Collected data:
— Begin —

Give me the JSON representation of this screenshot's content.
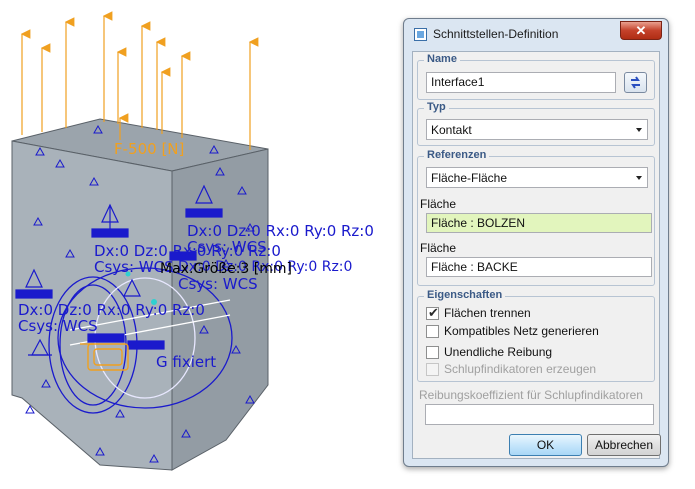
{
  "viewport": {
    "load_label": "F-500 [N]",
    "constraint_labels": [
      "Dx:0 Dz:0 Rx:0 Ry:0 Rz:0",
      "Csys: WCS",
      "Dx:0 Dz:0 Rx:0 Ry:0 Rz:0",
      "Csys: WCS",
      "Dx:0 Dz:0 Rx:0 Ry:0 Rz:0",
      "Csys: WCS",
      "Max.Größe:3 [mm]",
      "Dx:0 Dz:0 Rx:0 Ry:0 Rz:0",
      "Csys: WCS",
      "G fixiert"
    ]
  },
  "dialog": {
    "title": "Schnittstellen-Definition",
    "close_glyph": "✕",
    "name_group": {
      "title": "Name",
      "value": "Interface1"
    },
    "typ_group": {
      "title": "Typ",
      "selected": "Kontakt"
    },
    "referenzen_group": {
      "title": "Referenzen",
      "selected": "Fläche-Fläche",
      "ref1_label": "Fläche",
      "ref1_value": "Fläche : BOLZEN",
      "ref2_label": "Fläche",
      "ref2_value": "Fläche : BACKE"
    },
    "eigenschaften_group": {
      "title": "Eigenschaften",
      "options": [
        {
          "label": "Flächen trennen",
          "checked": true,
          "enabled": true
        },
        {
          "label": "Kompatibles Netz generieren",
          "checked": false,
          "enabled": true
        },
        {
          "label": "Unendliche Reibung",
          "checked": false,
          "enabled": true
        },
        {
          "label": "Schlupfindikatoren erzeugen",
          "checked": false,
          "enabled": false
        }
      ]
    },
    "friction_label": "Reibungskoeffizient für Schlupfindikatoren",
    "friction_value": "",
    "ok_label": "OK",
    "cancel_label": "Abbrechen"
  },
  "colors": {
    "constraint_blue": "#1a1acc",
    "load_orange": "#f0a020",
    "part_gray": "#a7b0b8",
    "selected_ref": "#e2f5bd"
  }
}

— End —

## Exercise description
Transcribe every line from the records above without alteration, and leave out the images.

## Output of the exercise
Give me the JSON representation of this screenshot's content.
{
  "viewport": {
    "load_label": "F-500 [N]",
    "constraint_labels": [
      "Dx:0 Dz:0 Rx:0 Ry:0 Rz:0",
      "Csys: WCS",
      "Dx:0 Dz:0 Rx:0 Ry:0 Rz:0",
      "Csys: WCS",
      "Dx:0 Dz:0 Rx:0 Ry:0 Rz:0",
      "Csys: WCS",
      "Max.Größe:3 [mm]",
      "Dx:0 Dz:0 Rx:0 Ry:0 Rz:0",
      "Csys: WCS",
      "G fixiert"
    ]
  },
  "dialog": {
    "title": "Schnittstellen-Definition",
    "close_glyph": "✕",
    "name_group": {
      "title": "Name",
      "value": "Interface1"
    },
    "typ_group": {
      "title": "Typ",
      "selected": "Kontakt"
    },
    "referenzen_group": {
      "title": "Referenzen",
      "selected": "Fläche-Fläche",
      "ref1_label": "Fläche",
      "ref1_value": "Fläche : BOLZEN",
      "ref2_label": "Fläche",
      "ref2_value": "Fläche : BACKE"
    },
    "eigenschaften_group": {
      "title": "Eigenschaften",
      "options": [
        {
          "label": "Flächen trennen",
          "checked": true,
          "enabled": true
        },
        {
          "label": "Kompatibles Netz generieren",
          "checked": false,
          "enabled": true
        },
        {
          "label": "Unendliche Reibung",
          "checked": false,
          "enabled": true
        },
        {
          "label": "Schlupfindikatoren erzeugen",
          "checked": false,
          "enabled": false
        }
      ]
    },
    "friction_label": "Reibungskoeffizient für Schlupfindikatoren",
    "friction_value": "",
    "ok_label": "OK",
    "cancel_label": "Abbrechen"
  },
  "colors": {
    "constraint_blue": "#1a1acc",
    "load_orange": "#f0a020",
    "part_gray": "#a7b0b8",
    "selected_ref": "#e2f5bd"
  }
}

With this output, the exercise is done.